• Task input:
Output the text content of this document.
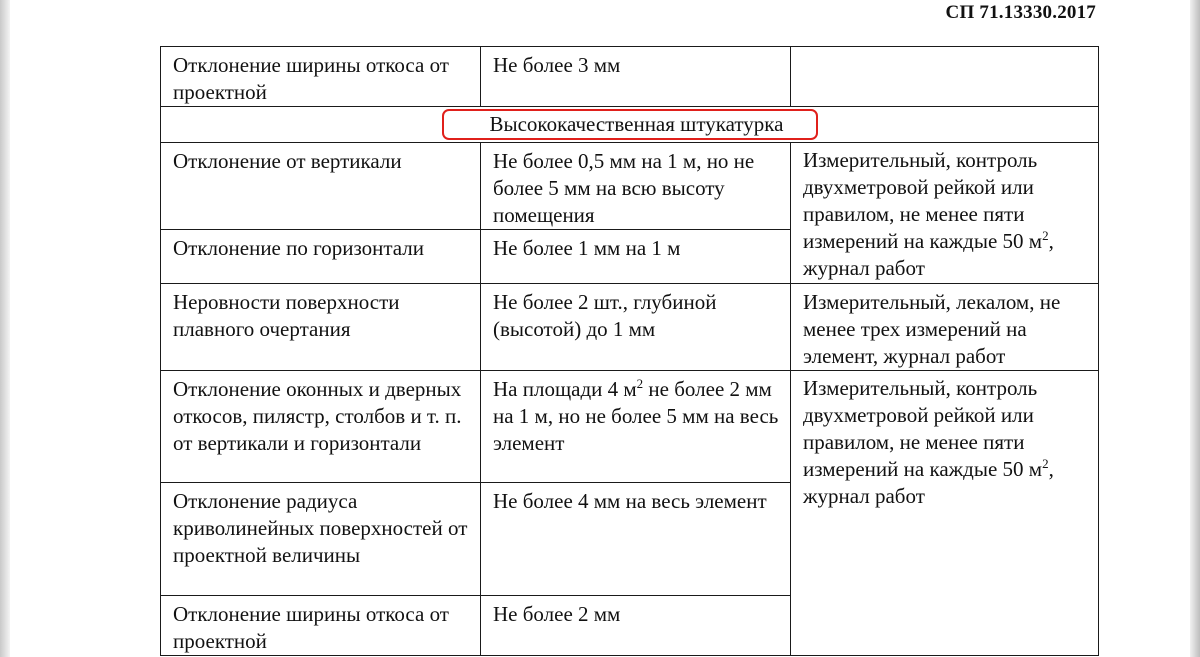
СП 71.13330.2017
Отклонение ширины откоса от проектной	Не более 3 мм	
Высококачественная штукатурка		
Отклонение от вертикали	Не более 0,5 мм на 1 м, но не более 5 мм на всю высоту помещения	Измерительный, контроль двухметровой рейкой или правилом, не менее пяти измерений на каждые 50 $м^2$, журнал работ
Отклонение по горизонтали	Не более 1 мм на 1 м	
Неровности поверхности плавного очертания	Не более 2 шт., глубиной (высотой) до 1 мм	Измерительный, лекалом, не менее трех измерений на элемент, журнал работ
Отклонение оконных и дверных откосов, пилястр, столбов и т. п. от вертикали и горизонтали	На площади 4 $м^2$ не более 2 мм на 1 м, но не более 5 мм на весь элемент	Измерительный, контроль двухметровой рейкой или правилом, не менее пяти измерений на каждые 50 $м^2$, журнал работ
Отклонение радиуса криволинейных поверхностей от проектной величины	Не более 4 мм на весь элемент	
Отклонение ширины откоса от проектной	Не более 2 мм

• The request: Say how many lines above contain the string "менее". Answer with the number only.

• Task result: 3